* _Supplied entries_:
********

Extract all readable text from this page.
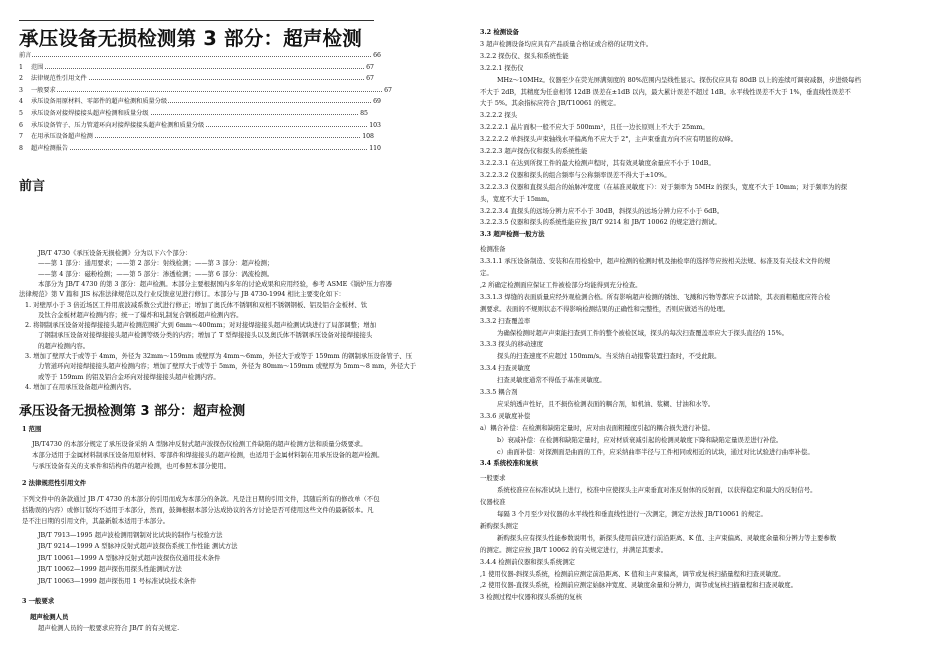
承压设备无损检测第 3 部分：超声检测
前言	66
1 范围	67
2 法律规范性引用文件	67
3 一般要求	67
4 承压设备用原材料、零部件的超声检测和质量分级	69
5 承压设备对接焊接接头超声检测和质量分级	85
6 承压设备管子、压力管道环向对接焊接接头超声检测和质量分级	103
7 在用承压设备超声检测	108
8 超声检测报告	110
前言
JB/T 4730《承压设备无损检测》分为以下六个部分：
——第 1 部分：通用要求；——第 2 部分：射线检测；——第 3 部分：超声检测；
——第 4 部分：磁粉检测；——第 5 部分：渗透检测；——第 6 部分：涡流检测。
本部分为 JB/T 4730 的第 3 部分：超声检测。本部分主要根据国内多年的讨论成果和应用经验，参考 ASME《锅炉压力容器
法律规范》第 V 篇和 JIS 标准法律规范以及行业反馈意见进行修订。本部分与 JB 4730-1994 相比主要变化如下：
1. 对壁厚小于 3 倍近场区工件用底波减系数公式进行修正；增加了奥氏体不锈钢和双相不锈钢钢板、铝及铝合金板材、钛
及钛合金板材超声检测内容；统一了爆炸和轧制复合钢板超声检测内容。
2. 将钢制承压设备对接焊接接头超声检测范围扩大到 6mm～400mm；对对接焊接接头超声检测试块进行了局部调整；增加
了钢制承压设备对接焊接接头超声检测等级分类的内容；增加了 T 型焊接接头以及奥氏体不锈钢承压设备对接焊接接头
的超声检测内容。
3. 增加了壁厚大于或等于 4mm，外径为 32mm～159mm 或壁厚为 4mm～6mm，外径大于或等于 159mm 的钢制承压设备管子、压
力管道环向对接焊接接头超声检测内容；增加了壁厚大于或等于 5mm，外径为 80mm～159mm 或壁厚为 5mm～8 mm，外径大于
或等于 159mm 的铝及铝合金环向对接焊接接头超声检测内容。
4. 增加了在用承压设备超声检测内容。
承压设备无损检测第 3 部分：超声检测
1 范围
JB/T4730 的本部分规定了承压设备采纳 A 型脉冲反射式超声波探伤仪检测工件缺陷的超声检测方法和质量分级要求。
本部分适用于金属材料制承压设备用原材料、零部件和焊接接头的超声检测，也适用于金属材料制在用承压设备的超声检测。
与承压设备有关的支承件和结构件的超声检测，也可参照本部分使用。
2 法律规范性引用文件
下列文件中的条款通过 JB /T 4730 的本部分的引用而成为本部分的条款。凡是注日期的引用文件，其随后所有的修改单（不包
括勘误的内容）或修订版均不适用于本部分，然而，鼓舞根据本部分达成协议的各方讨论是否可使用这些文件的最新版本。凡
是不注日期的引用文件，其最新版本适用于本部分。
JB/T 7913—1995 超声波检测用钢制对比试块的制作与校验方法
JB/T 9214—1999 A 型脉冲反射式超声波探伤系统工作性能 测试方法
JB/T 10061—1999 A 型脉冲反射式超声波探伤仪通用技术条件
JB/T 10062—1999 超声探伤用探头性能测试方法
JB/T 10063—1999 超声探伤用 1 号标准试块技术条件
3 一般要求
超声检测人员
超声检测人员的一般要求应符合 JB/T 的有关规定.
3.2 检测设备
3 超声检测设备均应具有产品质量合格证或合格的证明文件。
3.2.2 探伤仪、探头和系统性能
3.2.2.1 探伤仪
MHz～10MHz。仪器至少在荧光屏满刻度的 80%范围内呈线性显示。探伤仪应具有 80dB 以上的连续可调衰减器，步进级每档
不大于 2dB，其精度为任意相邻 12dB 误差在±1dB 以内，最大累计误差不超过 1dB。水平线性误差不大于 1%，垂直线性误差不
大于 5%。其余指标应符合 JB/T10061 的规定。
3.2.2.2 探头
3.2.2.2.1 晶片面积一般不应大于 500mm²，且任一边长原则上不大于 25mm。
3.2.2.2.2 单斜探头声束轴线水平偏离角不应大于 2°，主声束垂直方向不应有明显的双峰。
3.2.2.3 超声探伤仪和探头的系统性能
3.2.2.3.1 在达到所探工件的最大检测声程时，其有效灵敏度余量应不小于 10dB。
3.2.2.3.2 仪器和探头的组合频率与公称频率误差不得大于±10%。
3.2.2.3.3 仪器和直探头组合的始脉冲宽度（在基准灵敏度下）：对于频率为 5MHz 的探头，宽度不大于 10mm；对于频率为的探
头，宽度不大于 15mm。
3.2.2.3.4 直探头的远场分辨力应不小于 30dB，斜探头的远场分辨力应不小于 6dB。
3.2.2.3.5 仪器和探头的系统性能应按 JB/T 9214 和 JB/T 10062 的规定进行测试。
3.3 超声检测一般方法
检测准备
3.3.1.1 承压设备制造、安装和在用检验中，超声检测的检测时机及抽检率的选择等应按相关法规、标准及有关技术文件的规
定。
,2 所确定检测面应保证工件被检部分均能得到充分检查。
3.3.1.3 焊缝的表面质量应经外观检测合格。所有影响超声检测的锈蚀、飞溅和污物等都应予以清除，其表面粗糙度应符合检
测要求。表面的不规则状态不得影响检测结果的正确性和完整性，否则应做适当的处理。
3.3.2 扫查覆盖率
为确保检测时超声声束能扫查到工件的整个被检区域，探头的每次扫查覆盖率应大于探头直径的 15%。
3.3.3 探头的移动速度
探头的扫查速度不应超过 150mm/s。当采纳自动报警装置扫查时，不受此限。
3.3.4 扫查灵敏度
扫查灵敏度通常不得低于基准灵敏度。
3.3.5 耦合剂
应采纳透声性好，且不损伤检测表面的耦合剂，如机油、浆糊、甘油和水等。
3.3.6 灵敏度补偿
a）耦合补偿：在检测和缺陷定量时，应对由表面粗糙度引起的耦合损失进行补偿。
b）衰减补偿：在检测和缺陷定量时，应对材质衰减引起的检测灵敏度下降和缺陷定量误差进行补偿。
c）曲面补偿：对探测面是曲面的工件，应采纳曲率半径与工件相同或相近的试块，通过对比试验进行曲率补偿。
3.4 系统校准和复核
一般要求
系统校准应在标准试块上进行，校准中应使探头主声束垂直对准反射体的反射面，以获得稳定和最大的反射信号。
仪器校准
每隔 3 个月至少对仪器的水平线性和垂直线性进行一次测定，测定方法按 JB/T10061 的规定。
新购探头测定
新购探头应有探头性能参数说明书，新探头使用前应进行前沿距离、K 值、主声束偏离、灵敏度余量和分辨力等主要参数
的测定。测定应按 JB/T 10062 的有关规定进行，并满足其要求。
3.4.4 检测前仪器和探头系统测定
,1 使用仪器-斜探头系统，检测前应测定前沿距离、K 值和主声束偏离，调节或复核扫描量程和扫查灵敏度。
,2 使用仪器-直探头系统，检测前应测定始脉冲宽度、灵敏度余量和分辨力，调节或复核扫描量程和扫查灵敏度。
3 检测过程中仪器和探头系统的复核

********

List each line of the entries that holds the string "宽度不大于".

3.2.2.3.3 仪器和直探头组合的始脉冲宽度（在基准灵敏度下）：对于频率为 5MHz 的探头，宽度不大于 10mm；对于频率为的探
头，宽度不大于 15mm。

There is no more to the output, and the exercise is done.